INSTRUCTIONS FOR THE TASK — Below is a set of records. Repeat all of them exactly.

INPUT RECORDS —
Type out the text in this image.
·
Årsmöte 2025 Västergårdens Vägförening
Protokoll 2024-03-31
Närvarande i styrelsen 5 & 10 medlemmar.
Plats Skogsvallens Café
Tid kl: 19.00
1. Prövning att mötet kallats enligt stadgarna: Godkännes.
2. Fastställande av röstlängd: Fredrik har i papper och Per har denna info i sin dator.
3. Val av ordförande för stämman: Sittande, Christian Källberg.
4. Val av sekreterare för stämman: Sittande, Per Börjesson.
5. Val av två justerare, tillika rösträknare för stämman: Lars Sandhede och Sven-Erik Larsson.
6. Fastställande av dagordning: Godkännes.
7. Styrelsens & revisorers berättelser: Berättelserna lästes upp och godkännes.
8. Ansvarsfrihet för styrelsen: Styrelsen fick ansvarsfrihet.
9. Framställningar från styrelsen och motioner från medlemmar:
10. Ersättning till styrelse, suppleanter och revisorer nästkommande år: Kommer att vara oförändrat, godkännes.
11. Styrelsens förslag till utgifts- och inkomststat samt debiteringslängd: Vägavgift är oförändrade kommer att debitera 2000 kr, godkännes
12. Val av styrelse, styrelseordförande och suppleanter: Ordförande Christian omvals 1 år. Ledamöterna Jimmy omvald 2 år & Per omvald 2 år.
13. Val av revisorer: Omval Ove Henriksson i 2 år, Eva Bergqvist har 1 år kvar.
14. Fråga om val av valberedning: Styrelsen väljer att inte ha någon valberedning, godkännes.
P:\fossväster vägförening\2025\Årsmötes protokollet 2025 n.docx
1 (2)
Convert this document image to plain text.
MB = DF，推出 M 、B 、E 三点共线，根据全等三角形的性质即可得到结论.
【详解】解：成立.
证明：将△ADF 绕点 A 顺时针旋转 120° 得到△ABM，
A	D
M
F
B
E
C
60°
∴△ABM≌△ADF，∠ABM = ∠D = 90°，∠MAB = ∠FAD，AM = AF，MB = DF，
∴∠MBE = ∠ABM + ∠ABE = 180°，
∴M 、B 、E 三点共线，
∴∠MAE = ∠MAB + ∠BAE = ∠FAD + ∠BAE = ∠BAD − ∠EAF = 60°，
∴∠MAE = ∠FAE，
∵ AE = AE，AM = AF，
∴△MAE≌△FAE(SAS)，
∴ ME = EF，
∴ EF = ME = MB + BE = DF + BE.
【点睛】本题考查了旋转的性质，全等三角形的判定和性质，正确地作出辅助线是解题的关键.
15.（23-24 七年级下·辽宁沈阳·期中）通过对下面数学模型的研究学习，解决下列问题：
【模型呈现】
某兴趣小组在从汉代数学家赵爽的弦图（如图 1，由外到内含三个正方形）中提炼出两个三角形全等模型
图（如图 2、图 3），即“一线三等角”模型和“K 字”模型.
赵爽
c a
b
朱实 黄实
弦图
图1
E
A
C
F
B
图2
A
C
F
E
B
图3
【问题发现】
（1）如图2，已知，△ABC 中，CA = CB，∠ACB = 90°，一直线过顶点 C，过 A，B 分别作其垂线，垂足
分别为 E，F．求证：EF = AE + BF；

THE RESPONSE —
Type out the text in this image.
·
Årsmöte 2025 Västergårdens Vägförening
Protokoll 2024-03-31
Närvarande i styrelsen 5 & 10 medlemmar.
Plats Skogsvallens Café
Tid kl: 19.00
1. Prövning att mötet kallats enligt stadgarna: Godkännes.
2. Fastställande av röstlängd: Fredrik har i papper och Per har denna info i sin dator.
3. Val av ordförande för stämman: Sittande, Christian Källberg.
4. Val av sekreterare för stämman: Sittande, Per Börjesson.
5. Val av två justerare, tillika rösträknare för stämman: Lars Sandhede och Sven-Erik Larsson.
6. Fastställande av dagordning: Godkännes.
7. Styrelsens & revisorers berättelser: Berättelserna lästes upp och godkännes.
8. Ansvarsfrihet för styrelsen: Styrelsen fick ansvarsfrihet.
9. Framställningar från styrelsen och motioner från medlemmar:
10. Ersättning till styrelse, suppleanter och revisorer nästkommande år: Kommer att vara oförändrat, godkännes.
11. Styrelsens förslag till utgifts- och inkomststat samt debiteringslängd: Vägavgift är oförändrade kommer att debitera 2000 kr, godkännes
12. Val av styrelse, styrelseordförande och suppleanter: Ordförande Christian omvals 1 år. Ledamöterna Jimmy omvald 2 år & Per omvald 2 år.
13. Val av revisorer: Omval Ove Henriksson i 2 år, Eva Bergqvist har 1 år kvar.
14. Fråga om val av valberedning: Styrelsen väljer att inte ha någon valberedning, godkännes.
P:\fossväster vägförening\2025\Årsmötes protokollet 2025 n.docx
1 (2)
Convert this document image to plain text.
MB = DF，推出 M 、B 、E 三点共线，根据全等三角形的性质即可得到结论.
【详解】解：成立.
证明：将△ADF 绕点 A 顺时针旋转 120° 得到△ABM，
A	D
M
F
B
E
C
60°
∴△ABM≌△ADF，∠ABM = ∠D = 90°，∠MAB = ∠FAD，AM = AF，MB = DF，
∴∠MBE = ∠ABM + ∠ABE = 180°，
∴M 、B 、E 三点共线，
∴∠MAE = ∠MAB + ∠BAE = ∠FAD + ∠BAE = ∠BAD − ∠EAF = 60°，
∴∠MAE = ∠FAE，
∵ AE = AE，AM = AF，
∴△MAE≌△FAE(SAS)，
∴ ME = EF，
∴ EF = ME = MB + BE = DF + BE.
【点睛】本题考查了旋转的性质，全等三角形的判定和性质，正确地作出辅助线是解题的关键.
15.（23-24 七年级下·辽宁沈阳·期中）通过对下面数学模型的研究学习，解决下列问题：
【模型呈现】
某兴趣小组在从汉代数学家赵爽的弦图（如图 1，由外到内含三个正方形）中提炼出两个三角形全等模型
图（如图 2、图 3），即“一线三等角”模型和“K 字”模型.
赵爽
c a
b
朱实 黄实
弦图
图1
E
A
C
F
B
图2
A
C
F
E
B
图3
【问题发现】
（1）如图2，已知，△ABC 中，CA = CB，∠ACB = 90°，一直线过顶点 C，过 A，B 分别作其垂线，垂足
分别为 E，F．求证：EF = AE + BF；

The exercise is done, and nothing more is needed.